**Job:**
Reproduce the listing word for word. Skip any image.

**Task input:**
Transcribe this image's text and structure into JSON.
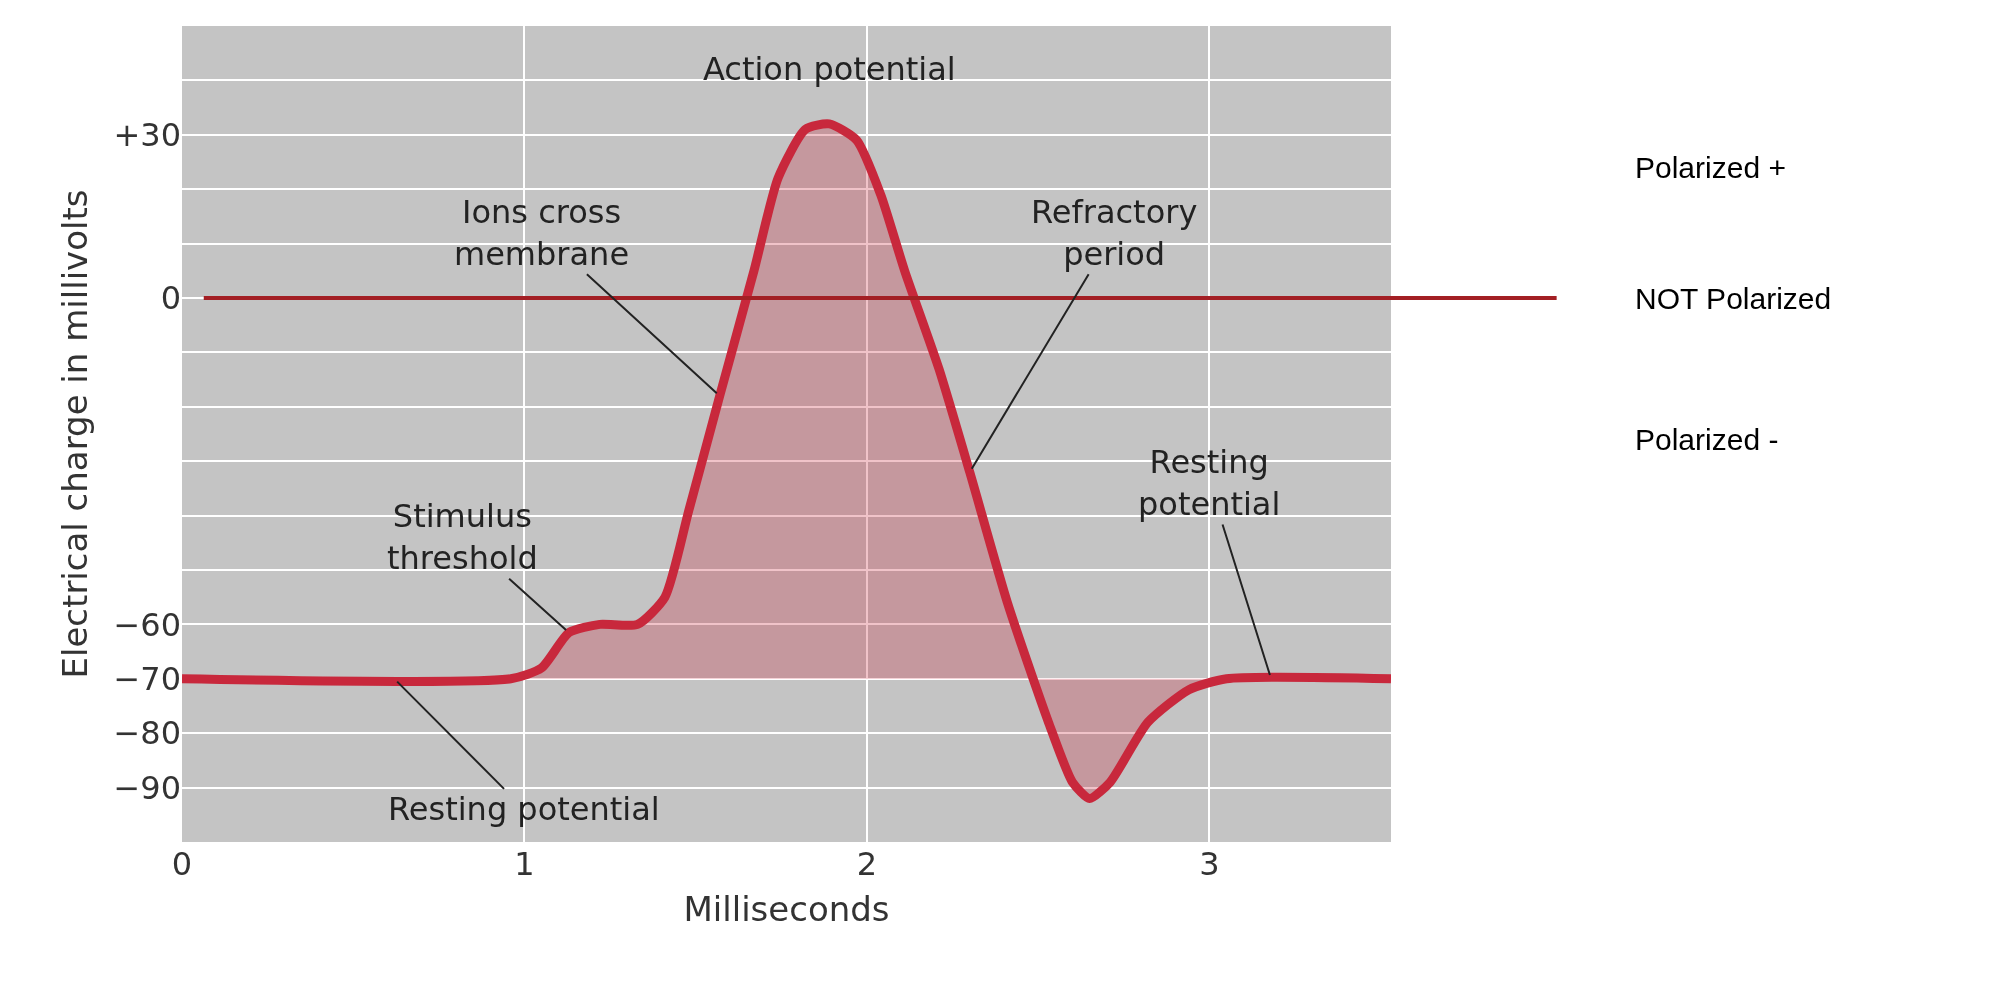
{
  "chart_data": {
    "type": "area",
    "xlabel": "Milliseconds",
    "ylabel": "Electrical charge in millivolts",
    "x": [
      0,
      0.96,
      1.05,
      1.13,
      1.22,
      1.33,
      1.41,
      1.48,
      1.57,
      1.67,
      1.74,
      1.82,
      1.89,
      1.97,
      2.04,
      2.11,
      2.21,
      2.3,
      2.41,
      2.53,
      2.6,
      2.65,
      2.71,
      2.82,
      2.94,
      3.05,
      3.53
    ],
    "series": [
      {
        "color": "#c8283c",
        "values": [
          -70,
          -70,
          -68,
          -61.5,
          -60,
          -60,
          -55,
          -39,
          -18,
          5,
          22,
          31,
          32,
          29,
          19,
          5,
          -13,
          -32,
          -56,
          -78,
          -89,
          -92,
          -89,
          -78,
          -72,
          -70,
          -70
        ]
      }
    ],
    "xlim": [
      0,
      3.53
    ],
    "xticks": [
      0,
      1,
      2,
      3
    ],
    "ylim": [
      -100,
      50
    ],
    "yticks": [
      {
        "value": -90,
        "label": "−90"
      },
      {
        "value": -80,
        "label": "−80"
      },
      {
        "value": -70,
        "label": "−70"
      },
      {
        "value": -60,
        "label": "−60"
      },
      {
        "value": -50,
        "label": null
      },
      {
        "value": -40,
        "label": null
      },
      {
        "value": -30,
        "label": null
      },
      {
        "value": -20,
        "label": null
      },
      {
        "value": -10,
        "label": null
      },
      0,
      {
        "value": 10,
        "label": null
      },
      {
        "value": 20,
        "label": null
      },
      {
        "value": 30,
        "label": "+30"
      },
      {
        "value": 40,
        "label": null
      }
    ],
    "grid": true,
    "ref_lines": [
      {
        "axis": "y",
        "value": 0,
        "label": "NOT Polarized",
        "color": "#a31f24"
      }
    ],
    "annotations": [
      {
        "text": "Action potential",
        "x": 1.89,
        "y": 32
      },
      {
        "text": "Ions cross\nmembrane",
        "x": 1.57,
        "y": -18
      },
      {
        "text": "Refractory\nperiod",
        "x": 2.3,
        "y": -32
      },
      {
        "text": "Stimulus\nthreshold",
        "x": 1.13,
        "y": -61.5
      },
      {
        "text": "Resting potential",
        "x": 0.62,
        "y": -70
      },
      {
        "text": "Resting\npotential",
        "x": 3.18,
        "y": -70
      },
      "Polarized +",
      "Polarized -"
    ]
  }
}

**Task output:**
Transcribe this image's text and structure into JSON.
{
  "chart_data": {
    "type": "area",
    "xlabel": "Milliseconds",
    "ylabel": "Electrical charge in millivolts",
    "x": [
      0,
      0.96,
      1.05,
      1.13,
      1.22,
      1.33,
      1.41,
      1.48,
      1.57,
      1.67,
      1.74,
      1.82,
      1.89,
      1.97,
      2.04,
      2.11,
      2.21,
      2.3,
      2.41,
      2.53,
      2.6,
      2.65,
      2.71,
      2.82,
      2.94,
      3.05,
      3.53
    ],
    "series": [
      {
        "color": "#c8283c",
        "values": [
          -70,
          -70,
          -68,
          -61.5,
          -60,
          -60,
          -55,
          -39,
          -18,
          5,
          22,
          31,
          32,
          29,
          19,
          5,
          -13,
          -32,
          -56,
          -78,
          -89,
          -92,
          -89,
          -78,
          -72,
          -70,
          -70
        ]
      }
    ],
    "xlim": [
      0,
      3.53
    ],
    "xticks": [
      0,
      1,
      2,
      3
    ],
    "ylim": [
      -100,
      50
    ],
    "yticks": [
      {
        "value": -90,
        "label": "−90"
      },
      {
        "value": -80,
        "label": "−80"
      },
      {
        "value": -70,
        "label": "−70"
      },
      {
        "value": -60,
        "label": "−60"
      },
      {
        "value": -50,
        "label": null
      },
      {
        "value": -40,
        "label": null
      },
      {
        "value": -30,
        "label": null
      },
      {
        "value": -20,
        "label": null
      },
      {
        "value": -10,
        "label": null
      },
      0,
      {
        "value": 10,
        "label": null
      },
      {
        "value": 20,
        "label": null
      },
      {
        "value": 30,
        "label": "+30"
      },
      {
        "value": 40,
        "label": null
      }
    ],
    "grid": true,
    "ref_lines": [
      {
        "axis": "y",
        "value": 0,
        "label": "NOT Polarized",
        "color": "#a31f24"
      }
    ],
    "annotations": [
      {
        "text": "Action potential",
        "x": 1.89,
        "y": 32
      },
      {
        "text": "Ions cross\nmembrane",
        "x": 1.57,
        "y": -18
      },
      {
        "text": "Refractory\nperiod",
        "x": 2.3,
        "y": -32
      },
      {
        "text": "Stimulus\nthreshold",
        "x": 1.13,
        "y": -61.5
      },
      {
        "text": "Resting potential",
        "x": 0.62,
        "y": -70
      },
      {
        "text": "Resting\npotential",
        "x": 3.18,
        "y": -70
      },
      "Polarized +",
      "Polarized -"
    ]
  }
}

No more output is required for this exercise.